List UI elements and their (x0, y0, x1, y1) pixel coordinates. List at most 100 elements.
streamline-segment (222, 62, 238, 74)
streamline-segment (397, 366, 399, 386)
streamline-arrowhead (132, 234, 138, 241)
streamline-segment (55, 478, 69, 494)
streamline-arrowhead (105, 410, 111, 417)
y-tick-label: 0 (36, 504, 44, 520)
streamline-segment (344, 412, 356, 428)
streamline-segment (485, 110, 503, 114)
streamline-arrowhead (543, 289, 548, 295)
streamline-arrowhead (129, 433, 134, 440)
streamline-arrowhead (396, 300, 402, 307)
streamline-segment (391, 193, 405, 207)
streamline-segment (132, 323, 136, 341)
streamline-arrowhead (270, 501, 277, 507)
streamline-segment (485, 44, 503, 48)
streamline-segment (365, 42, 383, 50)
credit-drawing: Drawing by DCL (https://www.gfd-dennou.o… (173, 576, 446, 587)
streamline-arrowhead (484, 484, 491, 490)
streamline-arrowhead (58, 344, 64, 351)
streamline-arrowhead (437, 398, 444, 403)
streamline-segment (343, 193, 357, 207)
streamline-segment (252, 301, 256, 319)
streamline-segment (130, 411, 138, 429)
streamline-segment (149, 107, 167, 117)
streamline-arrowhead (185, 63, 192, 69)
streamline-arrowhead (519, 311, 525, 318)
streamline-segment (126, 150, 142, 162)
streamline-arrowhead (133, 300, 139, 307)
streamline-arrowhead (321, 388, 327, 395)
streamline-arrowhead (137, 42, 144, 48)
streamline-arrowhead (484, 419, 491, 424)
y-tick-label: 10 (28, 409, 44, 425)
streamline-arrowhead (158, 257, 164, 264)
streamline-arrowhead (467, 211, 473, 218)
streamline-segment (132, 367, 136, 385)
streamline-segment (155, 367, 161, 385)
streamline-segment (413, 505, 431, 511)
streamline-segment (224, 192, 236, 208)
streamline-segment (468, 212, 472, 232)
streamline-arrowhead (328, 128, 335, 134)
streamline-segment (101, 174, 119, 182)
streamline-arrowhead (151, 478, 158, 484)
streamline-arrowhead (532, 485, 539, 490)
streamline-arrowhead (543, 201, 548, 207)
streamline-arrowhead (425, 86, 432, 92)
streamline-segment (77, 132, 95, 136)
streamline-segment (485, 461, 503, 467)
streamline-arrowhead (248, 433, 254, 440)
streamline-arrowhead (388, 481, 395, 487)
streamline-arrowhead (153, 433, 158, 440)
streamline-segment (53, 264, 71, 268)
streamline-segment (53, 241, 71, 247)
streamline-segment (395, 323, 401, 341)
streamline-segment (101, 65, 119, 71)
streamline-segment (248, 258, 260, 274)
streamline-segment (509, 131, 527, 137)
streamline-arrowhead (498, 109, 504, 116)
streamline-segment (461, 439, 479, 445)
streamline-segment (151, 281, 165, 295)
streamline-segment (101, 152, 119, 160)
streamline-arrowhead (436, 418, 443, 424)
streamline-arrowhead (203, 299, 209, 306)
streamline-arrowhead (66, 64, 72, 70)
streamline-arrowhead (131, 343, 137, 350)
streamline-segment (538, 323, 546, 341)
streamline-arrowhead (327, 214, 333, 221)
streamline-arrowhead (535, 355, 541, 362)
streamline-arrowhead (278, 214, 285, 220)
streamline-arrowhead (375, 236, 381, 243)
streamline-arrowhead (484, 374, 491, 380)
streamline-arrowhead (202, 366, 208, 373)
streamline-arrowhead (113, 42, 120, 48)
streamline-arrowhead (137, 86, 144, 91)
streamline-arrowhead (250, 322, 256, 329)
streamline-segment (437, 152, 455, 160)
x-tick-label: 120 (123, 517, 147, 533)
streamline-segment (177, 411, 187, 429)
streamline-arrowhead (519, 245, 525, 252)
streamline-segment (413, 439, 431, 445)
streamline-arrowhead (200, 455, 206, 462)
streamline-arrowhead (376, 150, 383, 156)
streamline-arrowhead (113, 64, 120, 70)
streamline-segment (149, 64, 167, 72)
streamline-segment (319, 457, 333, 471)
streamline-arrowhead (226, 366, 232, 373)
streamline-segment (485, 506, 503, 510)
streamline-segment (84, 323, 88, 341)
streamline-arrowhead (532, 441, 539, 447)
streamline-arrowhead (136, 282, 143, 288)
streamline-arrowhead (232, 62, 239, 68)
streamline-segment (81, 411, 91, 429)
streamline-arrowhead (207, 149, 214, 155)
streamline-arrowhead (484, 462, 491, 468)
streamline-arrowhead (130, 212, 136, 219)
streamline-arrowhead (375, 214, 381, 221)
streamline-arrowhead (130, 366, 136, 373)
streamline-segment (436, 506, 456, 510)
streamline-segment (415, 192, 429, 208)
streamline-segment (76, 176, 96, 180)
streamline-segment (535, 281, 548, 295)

::::::::::

**DO THIS**. Collect every line in the rows above that contains the word "label", copying each line in full.

**RESULT**.
y-tick-label: 0 (36, 504, 44, 520)
y-tick-label: 10 (28, 409, 44, 425)
x-tick-label: 120 (123, 517, 147, 533)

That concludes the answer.